## JOB
Report only how many lines hold the word "JSON".
** start ENTRIES SHOWN **
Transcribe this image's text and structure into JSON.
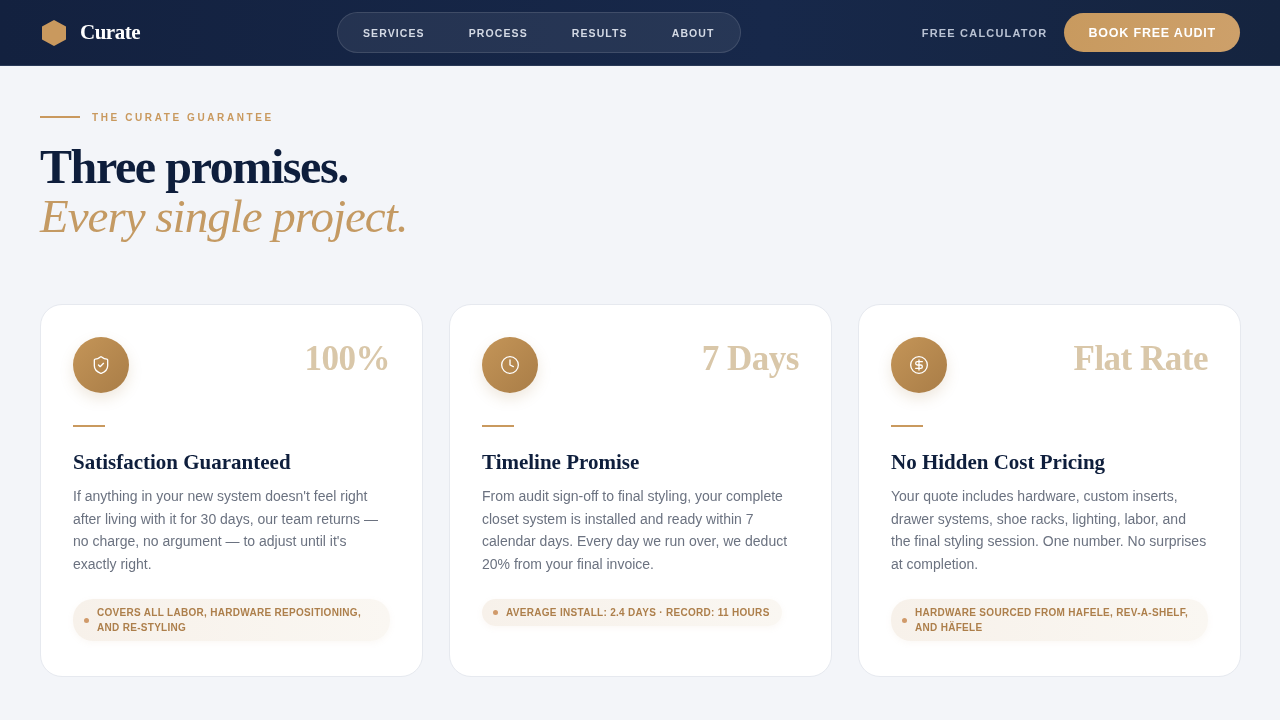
{
  "header": {
    "brand": "Curate",
    "nav": [
      "SERVICES",
      "PROCESS",
      "RESULTS",
      "ABOUT"
    ],
    "secondary_link": "FREE CALCULATOR",
    "cta": "BOOK FREE AUDIT"
  },
  "section": {
    "eyebrow": "THE CURATE GUARANTEE",
    "title": "Three promises.",
    "subtitle": "Every single project."
  },
  "cards": [
    {
      "kind": "shield",
      "stat": "100%",
      "title": "Satisfaction Guaranteed",
      "body": "If anything in your new system doesn't feel right after living with it for 30 days, our team returns — no charge, no argument — to adjust until it's exactly right.",
      "note": "COVERS ALL LABOR, HARDWARE REPOSITIONING, AND RE-STYLING"
    },
    {
      "kind": "clock",
      "stat": "7 Days",
      "title": "Timeline Promise",
      "body": "From audit sign-off to final styling, your complete closet system is installed and ready within 7 calendar days. Every day we run over, we deduct 20% from your final invoice.",
      "note": "AVERAGE INSTALL: 2.4 DAYS · RECORD: 11 HOURS"
    },
    {
      "kind": "dollar",
      "stat": "Flat Rate",
      "title": "No Hidden Cost Pricing",
      "body": "Your quote includes hardware, custom inserts, drawer systems, shoe racks, lighting, labor, and the final styling session. One number. No surprises at completion.",
      "note": "HARDWARE SOURCED FROM HAFELE, REV-A-SHELF, AND HÄFELE"
    }
  ]
}
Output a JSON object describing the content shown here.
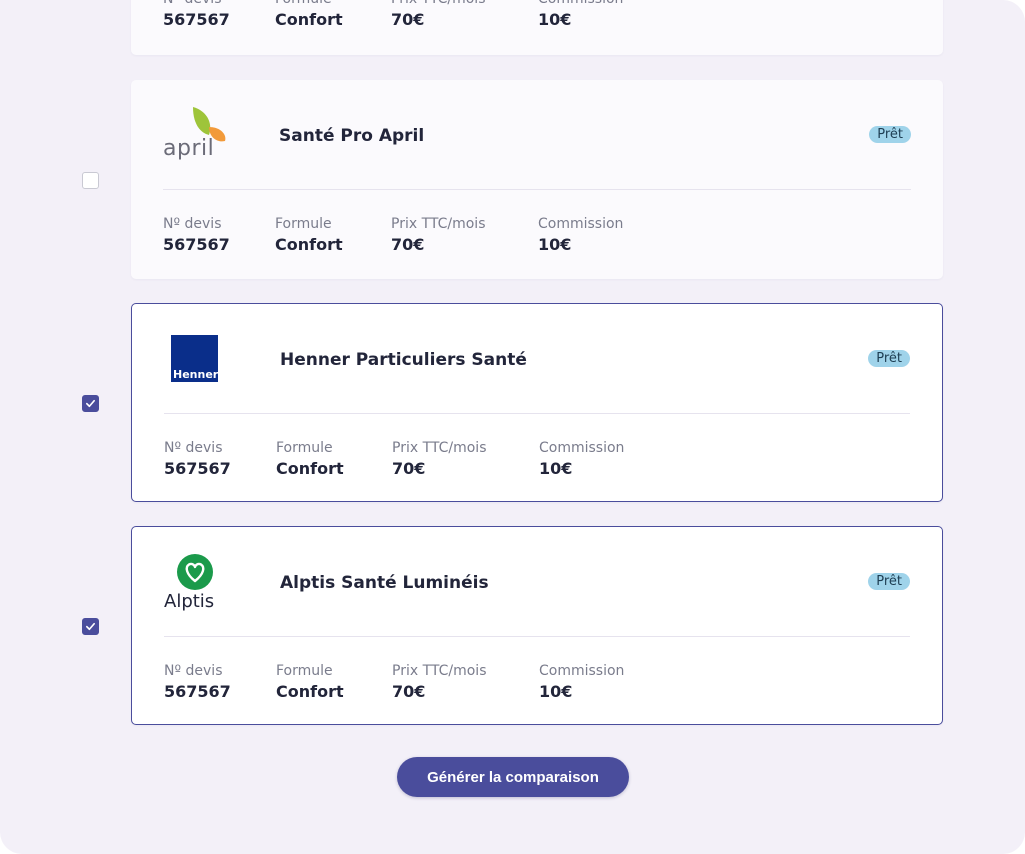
{
  "labels": {
    "devis": "Nº devis",
    "formule": "Formule",
    "prix": "Prix TTC/mois",
    "commission": "Commission"
  },
  "cards": [
    {
      "title": "",
      "status": "",
      "devis": "567567",
      "formule": "Confort",
      "prix": "70€",
      "commission": "10€",
      "selected": false
    },
    {
      "title": "Santé Pro April",
      "logo_text": "april",
      "status": "Prêt",
      "devis": "567567",
      "formule": "Confort",
      "prix": "70€",
      "commission": "10€",
      "selected": false
    },
    {
      "title": "Henner Particuliers Santé",
      "logo_text": "Henner",
      "status": "Prêt",
      "devis": "567567",
      "formule": "Confort",
      "prix": "70€",
      "commission": "10€",
      "selected": true
    },
    {
      "title": "Alptis Santé Luminéis",
      "logo_text": "Alptis",
      "status": "Prêt",
      "devis": "567567",
      "formule": "Confort",
      "prix": "70€",
      "commission": "10€",
      "selected": true
    }
  ],
  "colors": {
    "accent": "#4a4d9c",
    "badge": "#9fd3ea",
    "background": "#f3f0f8",
    "april_green": "#9ec43a",
    "april_orange": "#f29a3a",
    "henner_blue": "#0a2e8a",
    "alptis_green": "#1b9a4b"
  },
  "icons": [
    "check-icon",
    "april-logo",
    "henner-logo",
    "alptis-logo"
  ],
  "actions": {
    "generate_label": "Générer la comparaison"
  }
}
** end ENTRIES SHOWN **
## EXERCISE RESPONSE
2